— START Data in this exercise —

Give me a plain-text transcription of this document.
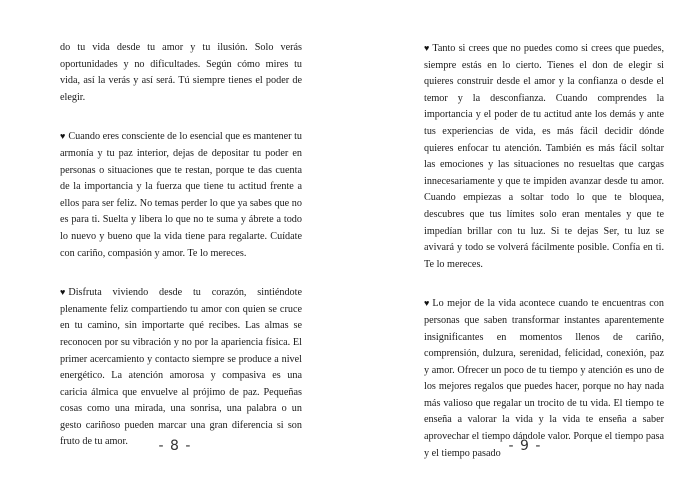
do tu vida desde tu amor y tu ilusión. Solo verás oportunidades y no dificultades. Según cómo mires tu vida, así la verás y así será. Tú siempre tienes el poder de elegir.

♥ Cuando eres consciente de lo esencial que es mantener tu armonía y tu paz interior, dejas de depositar tu poder en personas o situaciones que te restan, porque te das cuenta de la importancia y la fuerza que tiene tu actitud frente a ellos para ser feliz. No temas perder lo que ya sabes que no es para ti. Suelta y libera lo que no te suma y ábrete a todo lo nuevo y bueno que la vida tiene para regalarte. Cuídate con cariño, compasión y amor. Te lo mereces.

♥ Disfruta viviendo desde tu corazón, sintiéndote plenamente feliz compartiendo tu amor con quien se cruce en tu camino, sin importarte qué recibes. Las almas se reconocen por su vibración y no por la apariencia física. El primer acercamiento y contacto siempre se produce a nivel energético. La atención amorosa y compasiva es una caricia álmica que envuelve al prójimo de paz. Pequeñas cosas como una mirada, una sonrisa, una palabra o un gesto cariñoso pueden marcar una gran diferencia si son fruto de tu amor.	- 8 -

♥ Tanto si crees que no puedes como si crees que puedes, siempre estás en lo cierto. Tienes el don de elegir si quieres construir desde el amor y la confianza o desde el temor y la desconfianza. Cuando comprendes la importancia y el poder de tu actitud ante los demás y ante tus experiencias de vida, es más fácil decidir dónde quieres enfocar tu atención. También es más fácil soltar las emociones y las situaciones no resueltas que cargas innecesariamente y que te impiden avanzar desde tu amor. Cuando empiezas a soltar todo lo que te bloquea, descubres que tus límites solo eran mentales y que te impedían brillar con tu luz. Si te dejas Ser, tu luz se avivará y todo se volverá fácilmente posible. Confía en ti. Te lo mereces.

♥ Lo mejor de la vida acontece cuando te encuentras con personas que saben transformar instantes aparentemente insignificantes en momentos llenos de cariño, comprensión, dulzura, serenidad, felicidad, conexión, paz y amor. Ofrecer un poco de tu tiempo y atención es uno de los mejores regalos que puedes hacer, porque no hay nada más valioso que regalar un trocito de tu vida. El tiempo te enseña a valorar la vida y la vida te enseña a saber aprovechar el tiempo dándole valor. Porque el tiempo pasa y el tiempo pasado - 9 -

— END Data in this exercise —

The problem
Quote the entries in full. Any image among them is to be omitted from the copy.

Result
Give me a plain-text transcription of this document.
do tu vida desde tu amor y tu ilusión. Solo verás oportunidades y no dificultades. Según cómo mires tu vida, así la verás y así será. Tú siempre tienes el poder de elegir.

♥ Cuando eres consciente de lo esencial que es mantener tu armonía y tu paz interior, dejas de depositar tu poder en personas o situaciones que te restan, porque te das cuenta de la importancia y la fuerza que tiene tu actitud frente a ellos para ser feliz. No temas perder lo que ya sabes que no es para ti. Suelta y libera lo que no te suma y ábrete a todo lo nuevo y bueno que la vida tiene para regalarte. Cuídate con cariño, compasión y amor. Te lo mereces.

♥ Disfruta viviendo desde tu corazón, sintiéndote plenamente feliz compartiendo tu amor con quien se cruce en tu camino, sin importarte qué recibes. Las almas se reconocen por su vibración y no por la apariencia física. El primer acercamiento y contacto siempre se produce a nivel energético. La atención amorosa y compasiva es una caricia álmica que envuelve al prójimo de paz. Pequeñas cosas como una mirada, una sonrisa, una palabra o un gesto cariñoso pueden marcar una gran diferencia si son fruto de tu amor.	- 8 -

♥ Tanto si crees que no puedes como si crees que puedes, siempre estás en lo cierto. Tienes el don de elegir si quieres construir desde el amor y la confianza o desde el temor y la desconfianza. Cuando comprendes la importancia y el poder de tu actitud ante los demás y ante tus experiencias de vida, es más fácil decidir dónde quieres enfocar tu atención. También es más fácil soltar las emociones y las situaciones no resueltas que cargas innecesariamente y que te impiden avanzar desde tu amor. Cuando empiezas a soltar todo lo que te bloquea, descubres que tus límites solo eran mentales y que te impedían brillar con tu luz. Si te dejas Ser, tu luz se avivará y todo se volverá fácilmente posible. Confía en ti. Te lo mereces.

♥ Lo mejor de la vida acontece cuando te encuentras con personas que saben transformar instantes aparentemente insignificantes en momentos llenos de cariño, comprensión, dulzura, serenidad, felicidad, conexión, paz y amor. Ofrecer un poco de tu tiempo y atención es uno de los mejores regalos que puedes hacer, porque no hay nada más valioso que regalar un trocito de tu vida. El tiempo te enseña a valorar la vida y la vida te enseña a saber aprovechar el tiempo dándole valor. Porque el tiempo pasa y el tiempo pasado - 9 -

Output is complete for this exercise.